# [Short task]
Only lines holding the string "color" are wanted; copy each one from the material.

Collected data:
######
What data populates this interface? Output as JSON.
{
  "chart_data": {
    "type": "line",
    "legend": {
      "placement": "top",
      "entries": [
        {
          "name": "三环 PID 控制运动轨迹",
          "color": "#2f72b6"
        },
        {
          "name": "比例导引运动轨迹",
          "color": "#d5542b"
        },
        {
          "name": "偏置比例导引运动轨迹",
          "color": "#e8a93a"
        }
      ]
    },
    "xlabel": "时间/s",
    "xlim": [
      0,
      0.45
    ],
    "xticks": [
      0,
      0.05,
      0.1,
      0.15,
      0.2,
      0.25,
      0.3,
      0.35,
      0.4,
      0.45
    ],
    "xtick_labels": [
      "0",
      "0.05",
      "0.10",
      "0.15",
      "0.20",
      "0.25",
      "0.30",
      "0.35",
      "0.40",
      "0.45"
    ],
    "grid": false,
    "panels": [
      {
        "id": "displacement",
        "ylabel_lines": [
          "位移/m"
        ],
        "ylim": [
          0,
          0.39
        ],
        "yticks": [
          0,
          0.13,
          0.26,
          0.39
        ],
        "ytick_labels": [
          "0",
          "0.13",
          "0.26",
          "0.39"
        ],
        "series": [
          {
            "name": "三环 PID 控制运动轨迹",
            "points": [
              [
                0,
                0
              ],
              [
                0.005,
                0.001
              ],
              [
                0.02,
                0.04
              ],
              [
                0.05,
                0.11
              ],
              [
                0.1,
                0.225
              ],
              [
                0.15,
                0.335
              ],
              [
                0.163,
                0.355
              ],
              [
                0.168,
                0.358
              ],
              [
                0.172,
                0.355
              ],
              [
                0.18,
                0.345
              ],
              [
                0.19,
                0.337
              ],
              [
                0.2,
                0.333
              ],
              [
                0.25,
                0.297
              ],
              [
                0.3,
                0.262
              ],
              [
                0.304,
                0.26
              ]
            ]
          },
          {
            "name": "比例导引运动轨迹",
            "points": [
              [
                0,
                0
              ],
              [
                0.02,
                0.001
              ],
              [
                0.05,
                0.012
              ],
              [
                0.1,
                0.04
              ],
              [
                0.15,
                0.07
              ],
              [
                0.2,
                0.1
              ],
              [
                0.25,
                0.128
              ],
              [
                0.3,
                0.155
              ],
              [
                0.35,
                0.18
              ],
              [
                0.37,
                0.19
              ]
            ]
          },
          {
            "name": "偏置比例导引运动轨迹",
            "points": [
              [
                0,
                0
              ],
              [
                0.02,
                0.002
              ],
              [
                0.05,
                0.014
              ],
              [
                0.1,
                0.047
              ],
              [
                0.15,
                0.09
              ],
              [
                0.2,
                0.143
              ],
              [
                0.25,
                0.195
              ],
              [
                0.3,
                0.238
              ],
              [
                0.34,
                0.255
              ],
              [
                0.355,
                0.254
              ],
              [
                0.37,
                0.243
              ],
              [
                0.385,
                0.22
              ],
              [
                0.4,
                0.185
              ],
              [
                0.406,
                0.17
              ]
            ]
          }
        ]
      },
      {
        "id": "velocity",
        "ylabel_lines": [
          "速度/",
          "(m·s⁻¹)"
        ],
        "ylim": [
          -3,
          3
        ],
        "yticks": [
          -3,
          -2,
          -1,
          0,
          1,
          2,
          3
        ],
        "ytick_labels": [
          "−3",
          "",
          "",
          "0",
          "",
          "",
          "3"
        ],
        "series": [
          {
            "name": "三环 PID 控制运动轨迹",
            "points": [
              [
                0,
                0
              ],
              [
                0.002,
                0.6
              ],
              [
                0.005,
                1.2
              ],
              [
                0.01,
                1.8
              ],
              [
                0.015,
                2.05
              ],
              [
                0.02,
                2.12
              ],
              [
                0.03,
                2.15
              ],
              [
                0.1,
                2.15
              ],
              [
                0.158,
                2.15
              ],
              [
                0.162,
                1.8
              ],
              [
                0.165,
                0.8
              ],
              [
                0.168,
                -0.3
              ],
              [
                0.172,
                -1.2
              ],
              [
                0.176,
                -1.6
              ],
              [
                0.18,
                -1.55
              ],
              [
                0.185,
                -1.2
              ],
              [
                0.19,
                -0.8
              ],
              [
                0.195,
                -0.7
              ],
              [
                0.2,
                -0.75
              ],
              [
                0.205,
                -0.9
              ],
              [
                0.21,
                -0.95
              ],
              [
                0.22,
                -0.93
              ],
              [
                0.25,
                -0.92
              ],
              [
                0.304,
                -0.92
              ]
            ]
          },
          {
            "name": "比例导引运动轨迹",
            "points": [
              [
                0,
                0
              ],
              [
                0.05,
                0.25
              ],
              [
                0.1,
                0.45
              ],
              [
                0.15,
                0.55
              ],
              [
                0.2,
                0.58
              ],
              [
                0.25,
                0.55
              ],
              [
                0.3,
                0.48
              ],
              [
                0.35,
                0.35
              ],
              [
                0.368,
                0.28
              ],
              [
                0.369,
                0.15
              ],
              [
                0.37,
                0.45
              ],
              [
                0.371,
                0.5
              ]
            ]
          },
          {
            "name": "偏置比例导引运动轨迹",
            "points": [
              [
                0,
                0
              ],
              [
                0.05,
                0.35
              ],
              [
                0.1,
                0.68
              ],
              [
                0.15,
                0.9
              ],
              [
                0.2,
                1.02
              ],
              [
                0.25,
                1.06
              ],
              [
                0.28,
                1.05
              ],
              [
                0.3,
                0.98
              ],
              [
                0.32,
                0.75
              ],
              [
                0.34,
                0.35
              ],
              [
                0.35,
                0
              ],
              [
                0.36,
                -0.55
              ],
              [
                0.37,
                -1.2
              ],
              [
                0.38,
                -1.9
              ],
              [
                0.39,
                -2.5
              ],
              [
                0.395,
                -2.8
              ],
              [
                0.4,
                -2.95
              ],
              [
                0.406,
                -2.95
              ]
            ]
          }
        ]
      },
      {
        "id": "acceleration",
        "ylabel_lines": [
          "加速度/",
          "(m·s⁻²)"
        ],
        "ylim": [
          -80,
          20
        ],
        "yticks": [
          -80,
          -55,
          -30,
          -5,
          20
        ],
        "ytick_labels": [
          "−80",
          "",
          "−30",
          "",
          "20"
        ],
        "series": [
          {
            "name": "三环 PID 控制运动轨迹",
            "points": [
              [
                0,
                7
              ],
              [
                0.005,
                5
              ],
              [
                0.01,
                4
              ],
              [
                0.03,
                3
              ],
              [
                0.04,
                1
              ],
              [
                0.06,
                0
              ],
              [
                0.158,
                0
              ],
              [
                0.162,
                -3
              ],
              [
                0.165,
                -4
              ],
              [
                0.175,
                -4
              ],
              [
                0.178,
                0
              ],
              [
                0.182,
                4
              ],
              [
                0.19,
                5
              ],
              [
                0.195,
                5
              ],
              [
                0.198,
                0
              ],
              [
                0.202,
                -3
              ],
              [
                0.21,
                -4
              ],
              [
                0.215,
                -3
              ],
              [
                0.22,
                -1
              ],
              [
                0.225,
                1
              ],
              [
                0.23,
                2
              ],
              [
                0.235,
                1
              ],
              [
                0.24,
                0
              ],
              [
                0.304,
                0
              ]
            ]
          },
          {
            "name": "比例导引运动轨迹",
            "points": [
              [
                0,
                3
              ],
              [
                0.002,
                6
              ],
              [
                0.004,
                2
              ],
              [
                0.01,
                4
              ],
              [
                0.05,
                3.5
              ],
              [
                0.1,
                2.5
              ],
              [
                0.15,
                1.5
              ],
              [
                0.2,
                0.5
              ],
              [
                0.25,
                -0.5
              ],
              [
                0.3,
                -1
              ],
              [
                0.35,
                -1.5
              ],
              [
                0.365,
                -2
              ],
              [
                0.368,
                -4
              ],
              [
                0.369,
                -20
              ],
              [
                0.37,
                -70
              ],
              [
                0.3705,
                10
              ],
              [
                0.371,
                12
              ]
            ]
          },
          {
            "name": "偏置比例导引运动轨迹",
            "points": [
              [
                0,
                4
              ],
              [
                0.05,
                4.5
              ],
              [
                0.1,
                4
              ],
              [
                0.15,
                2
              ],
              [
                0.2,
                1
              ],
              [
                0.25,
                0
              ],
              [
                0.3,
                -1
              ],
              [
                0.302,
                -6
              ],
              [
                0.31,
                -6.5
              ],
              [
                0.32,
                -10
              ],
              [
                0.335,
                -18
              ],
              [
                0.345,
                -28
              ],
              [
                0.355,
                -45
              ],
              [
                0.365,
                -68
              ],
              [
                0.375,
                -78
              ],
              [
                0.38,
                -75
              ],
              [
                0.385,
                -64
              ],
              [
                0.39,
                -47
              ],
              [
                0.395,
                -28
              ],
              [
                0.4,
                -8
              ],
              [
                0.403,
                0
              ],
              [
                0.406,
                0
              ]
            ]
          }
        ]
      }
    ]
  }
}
######
# [Problem solution]
          "color": "#2f72b6"
          "color": "#d5542b"
          "color": "#e8a93a"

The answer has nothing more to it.